INSTRUCTION — Gather every line in the records below that contains the word "content".

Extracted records
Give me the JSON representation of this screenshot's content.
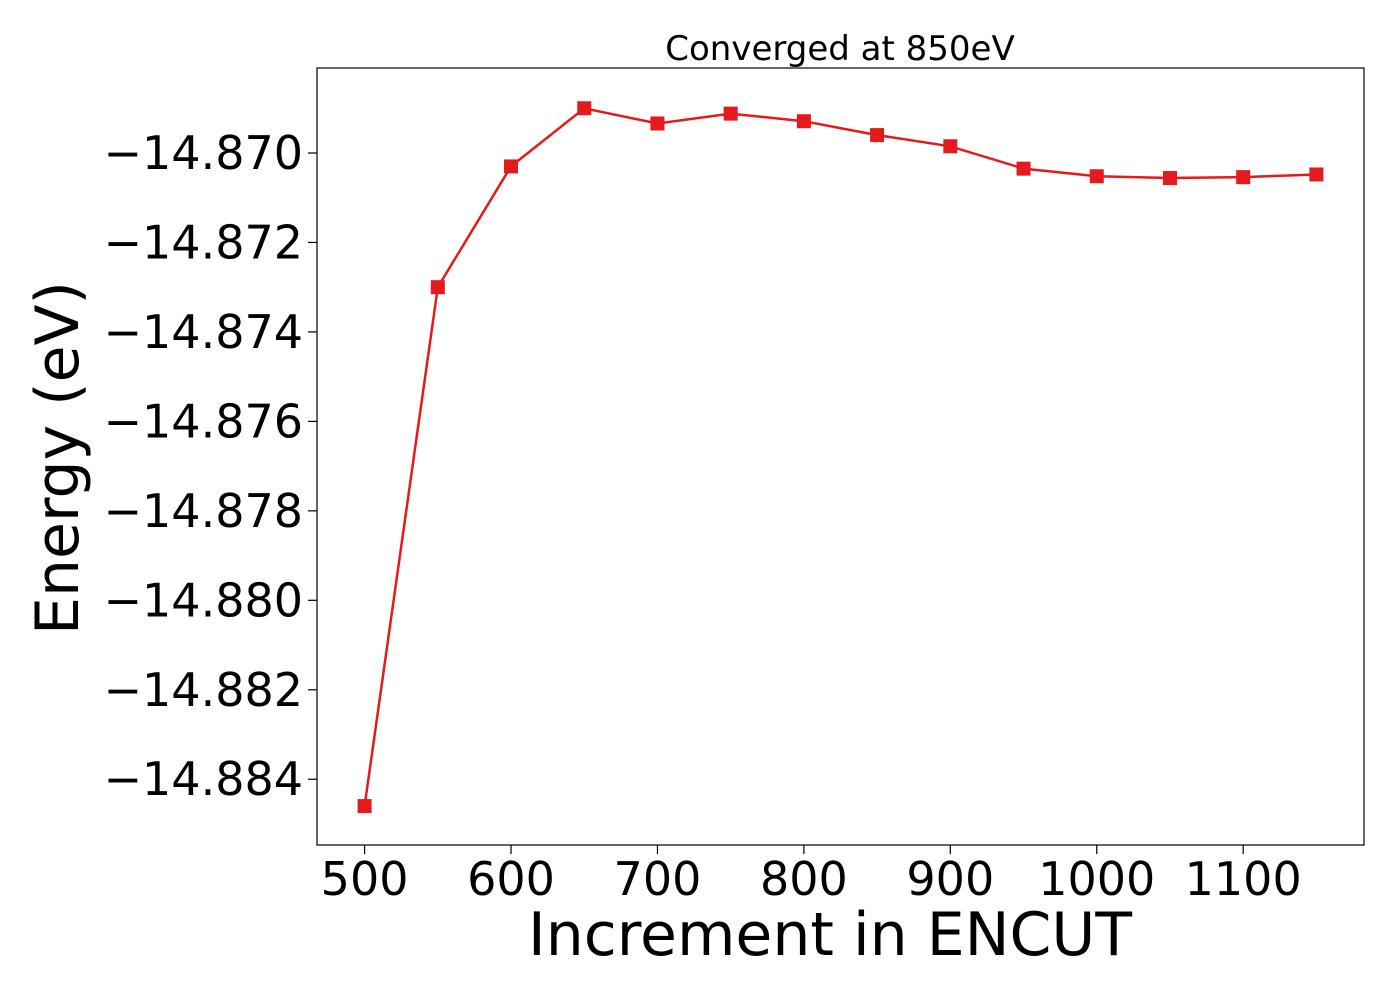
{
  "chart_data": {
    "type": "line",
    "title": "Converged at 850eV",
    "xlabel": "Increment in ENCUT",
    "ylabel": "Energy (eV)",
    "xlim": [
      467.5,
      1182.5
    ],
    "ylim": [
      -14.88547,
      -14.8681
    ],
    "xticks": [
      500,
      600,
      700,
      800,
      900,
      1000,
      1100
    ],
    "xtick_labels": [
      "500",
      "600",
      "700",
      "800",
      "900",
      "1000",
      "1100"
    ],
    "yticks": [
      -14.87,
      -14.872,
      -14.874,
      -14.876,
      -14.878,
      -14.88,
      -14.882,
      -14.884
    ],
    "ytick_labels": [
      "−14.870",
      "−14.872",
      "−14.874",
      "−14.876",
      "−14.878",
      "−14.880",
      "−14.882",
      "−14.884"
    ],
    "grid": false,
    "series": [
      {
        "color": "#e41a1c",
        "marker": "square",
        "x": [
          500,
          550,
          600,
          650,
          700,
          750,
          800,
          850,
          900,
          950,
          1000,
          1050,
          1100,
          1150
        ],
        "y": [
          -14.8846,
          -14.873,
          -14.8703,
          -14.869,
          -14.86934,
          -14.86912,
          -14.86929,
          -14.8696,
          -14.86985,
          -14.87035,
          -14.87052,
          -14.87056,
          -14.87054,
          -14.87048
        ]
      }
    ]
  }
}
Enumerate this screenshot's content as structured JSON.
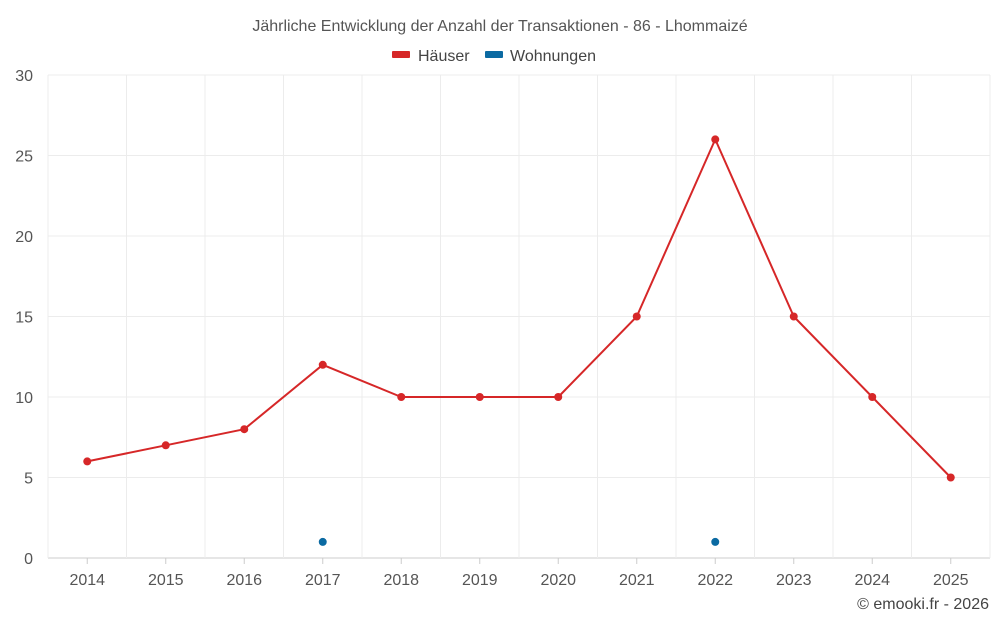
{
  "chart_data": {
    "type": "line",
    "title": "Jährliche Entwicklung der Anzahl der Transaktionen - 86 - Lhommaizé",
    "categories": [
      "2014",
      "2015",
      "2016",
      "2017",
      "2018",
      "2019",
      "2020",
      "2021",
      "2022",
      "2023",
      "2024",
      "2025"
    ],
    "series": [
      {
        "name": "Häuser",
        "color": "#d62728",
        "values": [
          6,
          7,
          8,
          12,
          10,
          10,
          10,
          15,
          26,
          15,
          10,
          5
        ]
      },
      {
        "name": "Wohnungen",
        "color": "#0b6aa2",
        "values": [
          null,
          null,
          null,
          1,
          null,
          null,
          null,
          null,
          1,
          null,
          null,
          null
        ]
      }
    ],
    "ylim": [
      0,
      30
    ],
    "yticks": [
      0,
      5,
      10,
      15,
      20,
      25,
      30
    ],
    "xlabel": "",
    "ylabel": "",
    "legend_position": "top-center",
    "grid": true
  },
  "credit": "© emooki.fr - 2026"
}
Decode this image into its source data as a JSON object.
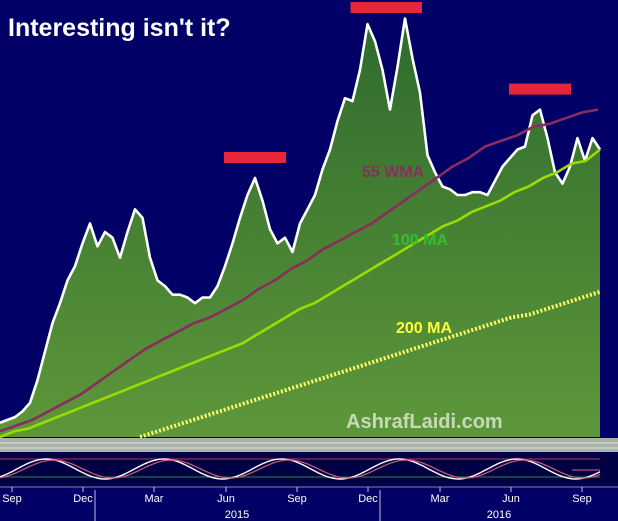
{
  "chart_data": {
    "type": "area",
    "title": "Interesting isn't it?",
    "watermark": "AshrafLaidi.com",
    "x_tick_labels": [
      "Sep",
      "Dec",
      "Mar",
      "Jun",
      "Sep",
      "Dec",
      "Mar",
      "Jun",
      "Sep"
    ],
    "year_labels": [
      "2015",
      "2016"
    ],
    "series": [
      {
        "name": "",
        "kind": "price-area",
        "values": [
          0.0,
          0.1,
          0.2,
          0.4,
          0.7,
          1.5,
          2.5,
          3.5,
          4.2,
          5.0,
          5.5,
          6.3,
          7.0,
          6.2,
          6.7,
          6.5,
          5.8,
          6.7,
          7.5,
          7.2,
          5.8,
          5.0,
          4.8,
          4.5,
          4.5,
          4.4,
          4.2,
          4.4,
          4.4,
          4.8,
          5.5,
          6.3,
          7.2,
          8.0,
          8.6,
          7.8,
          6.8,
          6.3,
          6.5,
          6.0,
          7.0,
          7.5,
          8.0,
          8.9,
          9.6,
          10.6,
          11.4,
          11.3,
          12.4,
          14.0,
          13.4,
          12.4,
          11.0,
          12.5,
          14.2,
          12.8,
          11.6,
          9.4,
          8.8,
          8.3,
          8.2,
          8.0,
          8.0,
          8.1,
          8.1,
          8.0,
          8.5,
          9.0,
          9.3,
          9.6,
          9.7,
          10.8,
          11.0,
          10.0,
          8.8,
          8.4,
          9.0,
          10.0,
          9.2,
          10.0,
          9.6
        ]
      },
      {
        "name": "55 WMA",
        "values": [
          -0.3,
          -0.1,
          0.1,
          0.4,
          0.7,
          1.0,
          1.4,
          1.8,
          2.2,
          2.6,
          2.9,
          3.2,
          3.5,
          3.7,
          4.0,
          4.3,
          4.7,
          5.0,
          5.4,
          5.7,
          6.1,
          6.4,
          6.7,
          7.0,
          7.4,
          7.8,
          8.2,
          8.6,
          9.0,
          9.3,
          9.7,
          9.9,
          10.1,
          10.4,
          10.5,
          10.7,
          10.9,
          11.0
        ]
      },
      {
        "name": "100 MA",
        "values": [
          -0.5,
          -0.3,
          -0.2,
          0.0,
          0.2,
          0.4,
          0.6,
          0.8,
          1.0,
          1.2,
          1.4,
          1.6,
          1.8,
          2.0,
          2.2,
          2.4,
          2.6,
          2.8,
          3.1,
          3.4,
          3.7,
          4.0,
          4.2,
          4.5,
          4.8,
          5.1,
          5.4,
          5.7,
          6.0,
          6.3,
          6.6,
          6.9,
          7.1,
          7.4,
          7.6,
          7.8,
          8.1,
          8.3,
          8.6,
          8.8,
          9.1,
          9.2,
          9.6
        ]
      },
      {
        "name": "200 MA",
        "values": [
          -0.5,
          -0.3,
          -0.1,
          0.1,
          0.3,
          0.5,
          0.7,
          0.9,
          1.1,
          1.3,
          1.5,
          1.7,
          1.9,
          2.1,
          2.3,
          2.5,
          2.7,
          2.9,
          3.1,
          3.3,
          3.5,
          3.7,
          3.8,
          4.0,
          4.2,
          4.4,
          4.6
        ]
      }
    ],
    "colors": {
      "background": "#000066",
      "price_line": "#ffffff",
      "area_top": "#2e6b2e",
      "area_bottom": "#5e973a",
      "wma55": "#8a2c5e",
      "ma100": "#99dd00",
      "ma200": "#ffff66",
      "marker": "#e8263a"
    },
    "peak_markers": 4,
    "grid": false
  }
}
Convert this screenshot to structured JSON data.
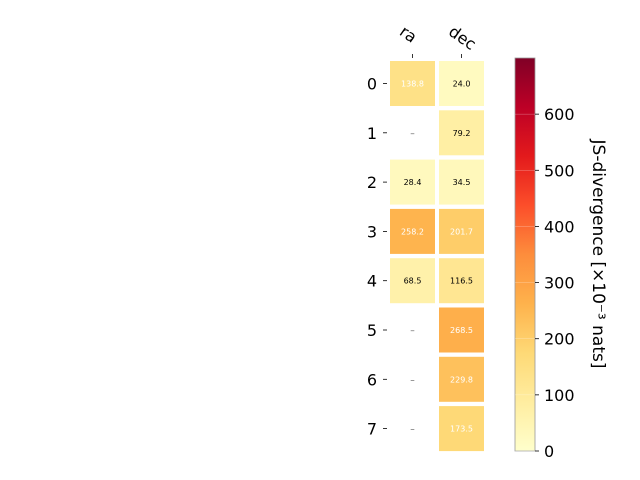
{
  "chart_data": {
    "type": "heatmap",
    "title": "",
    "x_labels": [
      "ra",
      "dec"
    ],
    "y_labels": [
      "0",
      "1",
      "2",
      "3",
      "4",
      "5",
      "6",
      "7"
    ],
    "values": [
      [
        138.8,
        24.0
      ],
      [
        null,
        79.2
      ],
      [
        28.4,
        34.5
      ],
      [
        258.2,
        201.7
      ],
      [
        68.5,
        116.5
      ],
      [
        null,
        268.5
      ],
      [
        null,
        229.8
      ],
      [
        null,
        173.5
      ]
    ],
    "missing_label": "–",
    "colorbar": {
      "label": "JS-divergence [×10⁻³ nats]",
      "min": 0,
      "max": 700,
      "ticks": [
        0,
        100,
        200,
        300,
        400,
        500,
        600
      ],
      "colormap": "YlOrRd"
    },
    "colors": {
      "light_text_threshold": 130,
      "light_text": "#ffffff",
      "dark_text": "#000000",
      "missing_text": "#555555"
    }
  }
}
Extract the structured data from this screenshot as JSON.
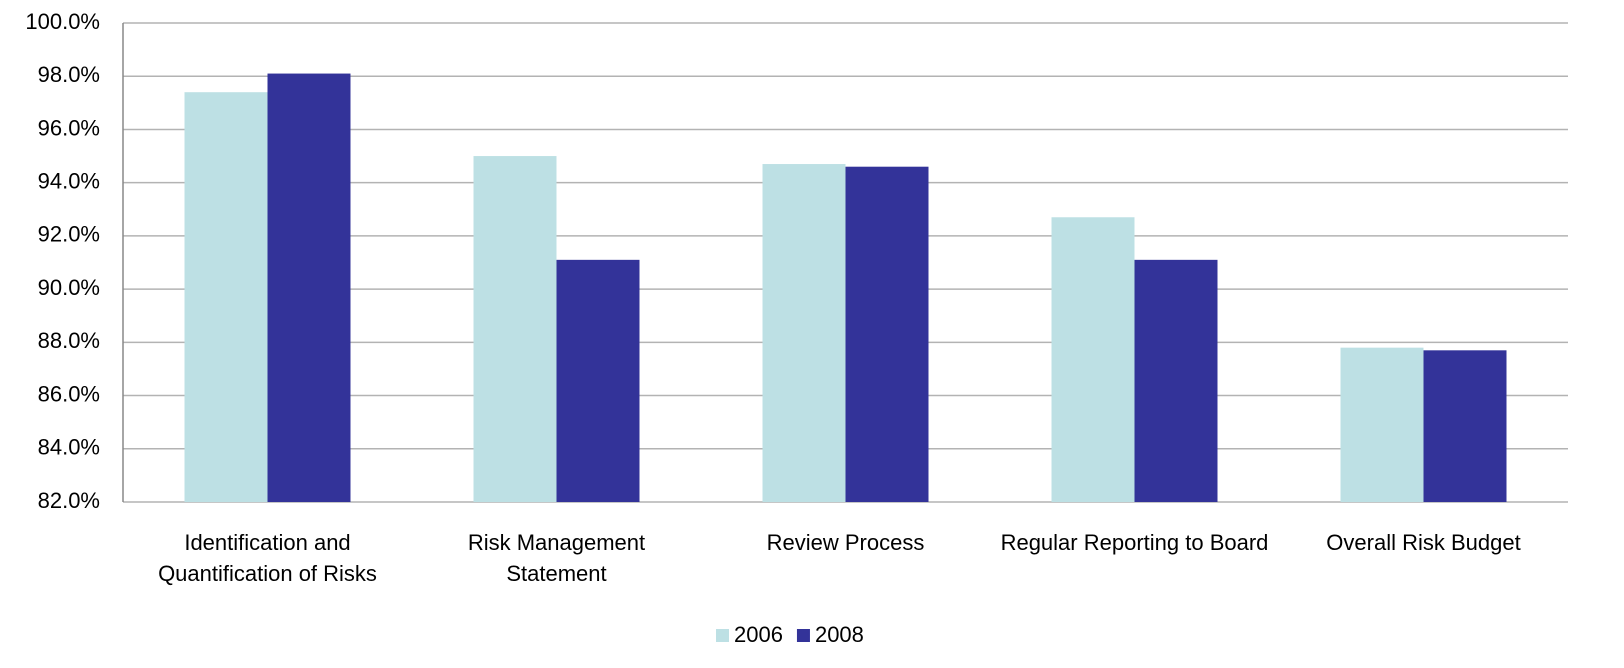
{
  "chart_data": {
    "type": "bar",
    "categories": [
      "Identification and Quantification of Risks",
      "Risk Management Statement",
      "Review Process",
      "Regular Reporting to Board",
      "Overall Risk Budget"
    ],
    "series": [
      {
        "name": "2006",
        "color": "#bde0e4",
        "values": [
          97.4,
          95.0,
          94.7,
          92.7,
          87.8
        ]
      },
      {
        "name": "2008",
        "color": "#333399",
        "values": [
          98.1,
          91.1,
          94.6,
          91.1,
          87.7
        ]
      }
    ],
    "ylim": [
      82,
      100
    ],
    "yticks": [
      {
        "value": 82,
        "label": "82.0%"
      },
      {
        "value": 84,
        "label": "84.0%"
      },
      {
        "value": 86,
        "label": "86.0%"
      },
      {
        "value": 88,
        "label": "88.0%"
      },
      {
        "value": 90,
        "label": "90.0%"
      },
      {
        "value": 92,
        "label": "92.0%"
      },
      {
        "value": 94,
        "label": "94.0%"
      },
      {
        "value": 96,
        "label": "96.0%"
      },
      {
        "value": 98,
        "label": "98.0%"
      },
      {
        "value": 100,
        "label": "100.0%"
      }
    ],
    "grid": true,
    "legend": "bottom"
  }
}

EXERCISE RESULT —
Give me the JSON representation of this screenshot's content.
Enumerate this screenshot's content as structured JSON.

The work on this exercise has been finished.